• **What the task asks**: Report the total number of lines that include the string "degradation", without any other text.

>> start Entries shown

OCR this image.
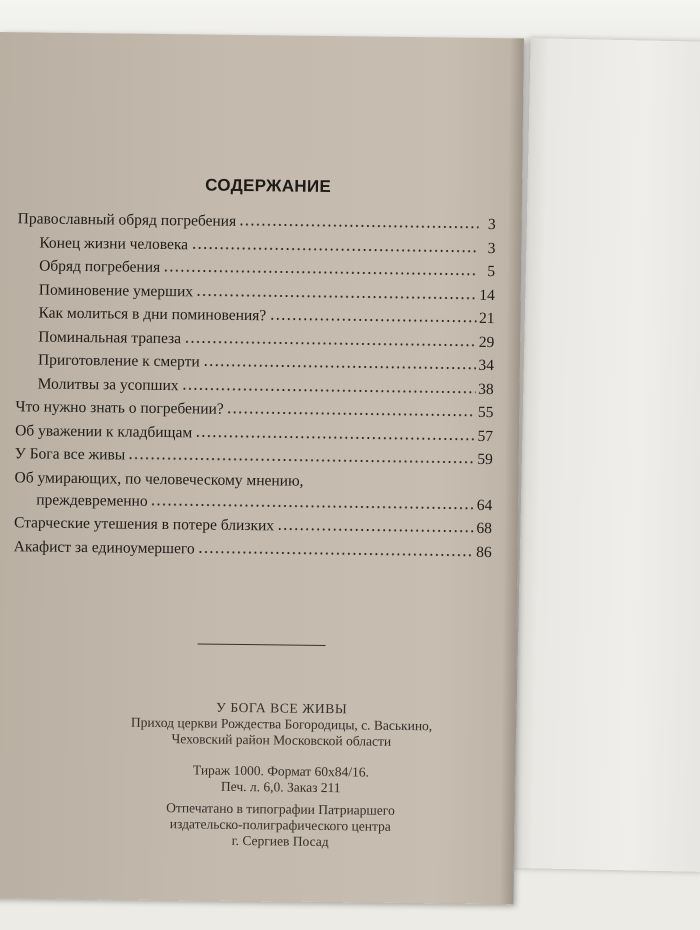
СОДЕРЖАНИЕ
Православный обряд погребения	3
Конец жизни человека	3
Обряд погребения	5
Поминовение умерших	14
Как молиться в дни поминовения?	21
Поминальная трапеза	29
Приготовление к смерти	34
Молитвы за усопших	38
Что нужно знать о погребении?	55
Об уважении к кладбищам	57
У Бога все живы	59
Об умирающих, по человеческому мнению,
преждевременно	64
Старческие утешения в потере близких	68
Акафист за единоумершего	86
У БОГА ВСЕ ЖИВЫ
Приход церкви Рождества Богородицы, с. Васькино,
Чеховский район Московской области
Тираж 1000. Формат 60x84/16.
Печ. л. 6,0. Заказ 211
Отпечатано в типографии Патриаршего
издательско-полиграфического центра
г. Сергиев Посад
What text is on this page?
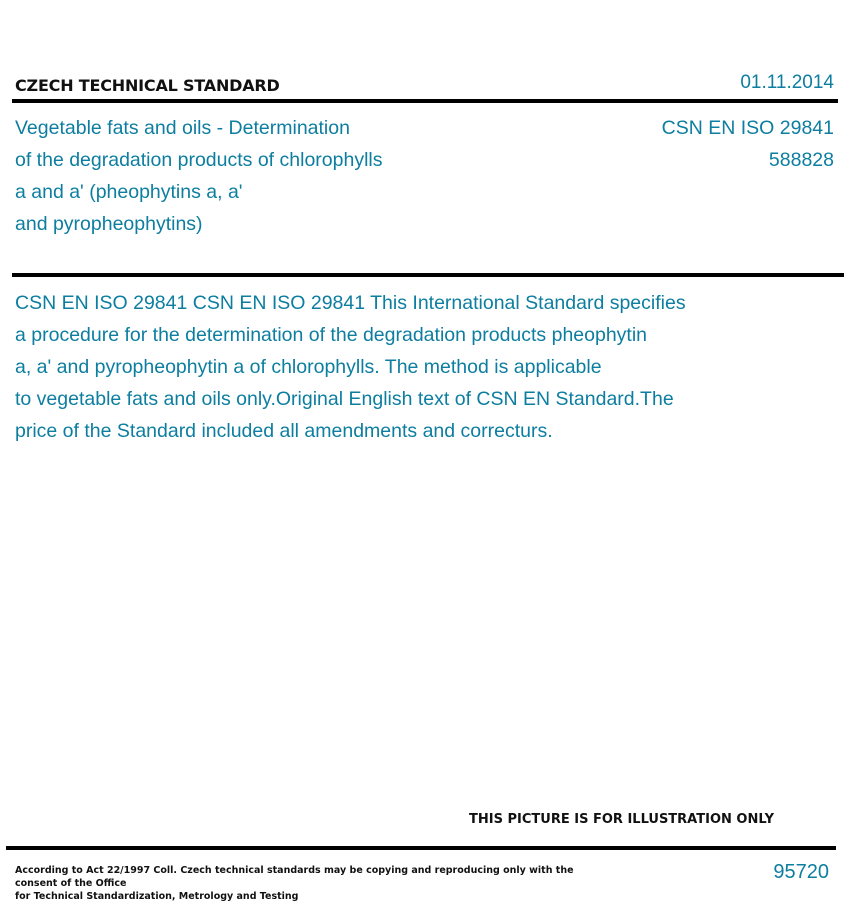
CZECH TECHNICAL STANDARD	01.11.2014
Vegetable fats and oils - Determination
of the degradation products of chlorophylls
a and a' (pheophytins a, a'
and pyropheophytins)
CSN EN ISO 29841
588828
CSN EN ISO 29841 CSN EN ISO 29841 This International Standard specifies
a procedure for the determination of the degradation products pheophytin
a, a' and pyropheophytin a of chlorophylls. The method is applicable
to vegetable fats and oils only.Original English text of CSN EN Standard.The
price of the Standard included all amendments and correcturs.
THIS PICTURE IS FOR ILLUSTRATION ONLY
According to Act 22/1997 Coll. Czech technical standards may be copying and reproducing only with the consent of the Office
for Technical Standardization, Metrology and Testing
95720
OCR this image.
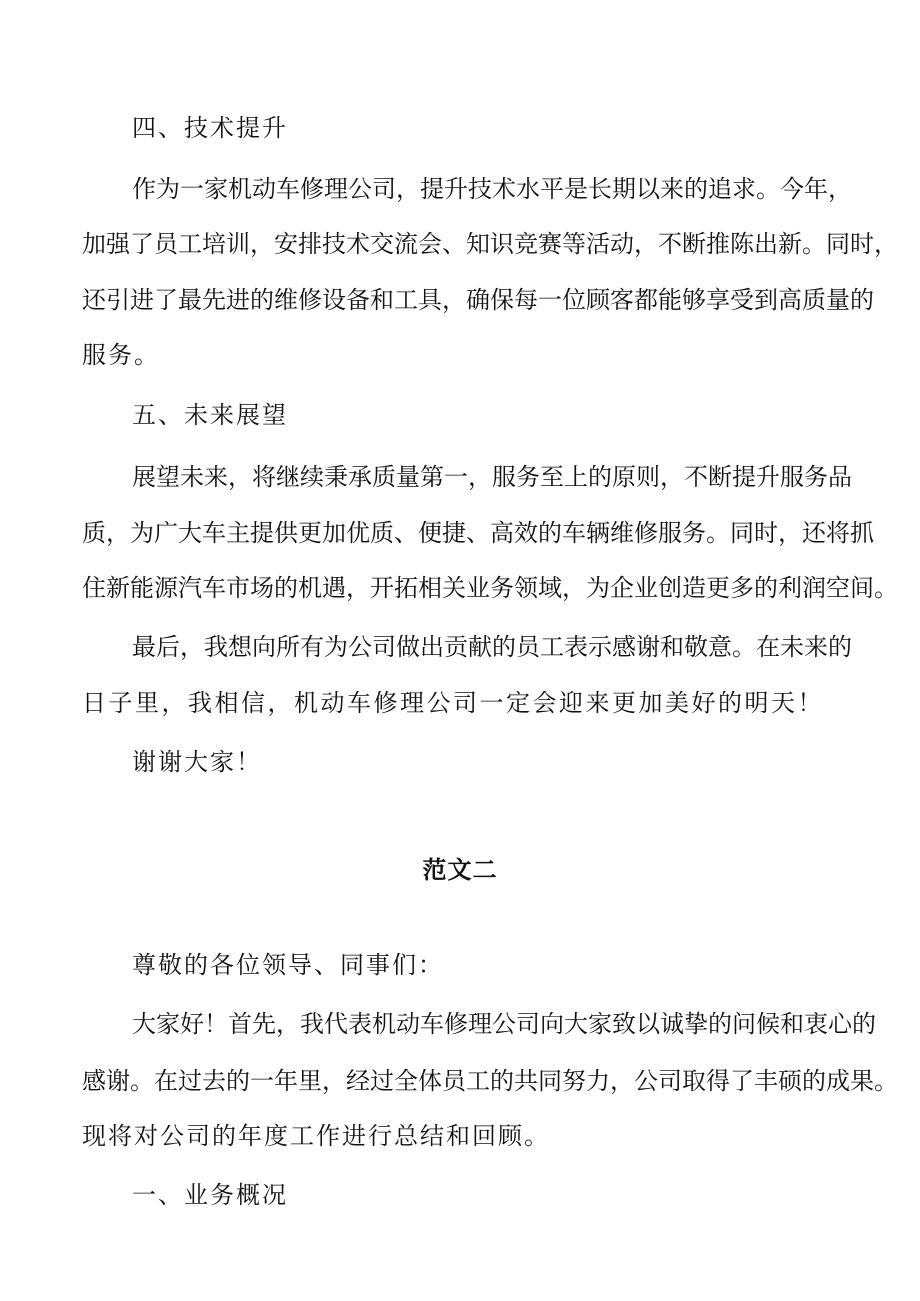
四、技术提升
作为一家机动车修理公司，提升技术水平是长期以来的追求。今年，
加强了员工培训，安排技术交流会、知识竞赛等活动，不断推陈出新。同时，
还引进了最先进的维修设备和工具，确保每一位顾客都能够享受到高质量的
服务。
五、未来展望
展望未来，将继续秉承质量第一，服务至上的原则，不断提升服务品
质，为广大车主提供更加优质、便捷、高效的车辆维修服务。同时，还将抓
住新能源汽车市场的机遇，开拓相关业务领域，为企业创造更多的利润空间。
最后，我想向所有为公司做出贡献的员工表示感谢和敬意。在未来的
日子里，我相信，机动车修理公司一定会迎来更加美好的明天！
谢谢大家！
范文二
尊敬的各位领导、同事们：
大家好！首先，我代表机动车修理公司向大家致以诚挚的问候和衷心的
感谢。在过去的一年里，经过全体员工的共同努力，公司取得了丰硕的成果。
现将对公司的年度工作进行总结和回顾。
一、业务概况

>> end Entries shown

• **Written answer**: 2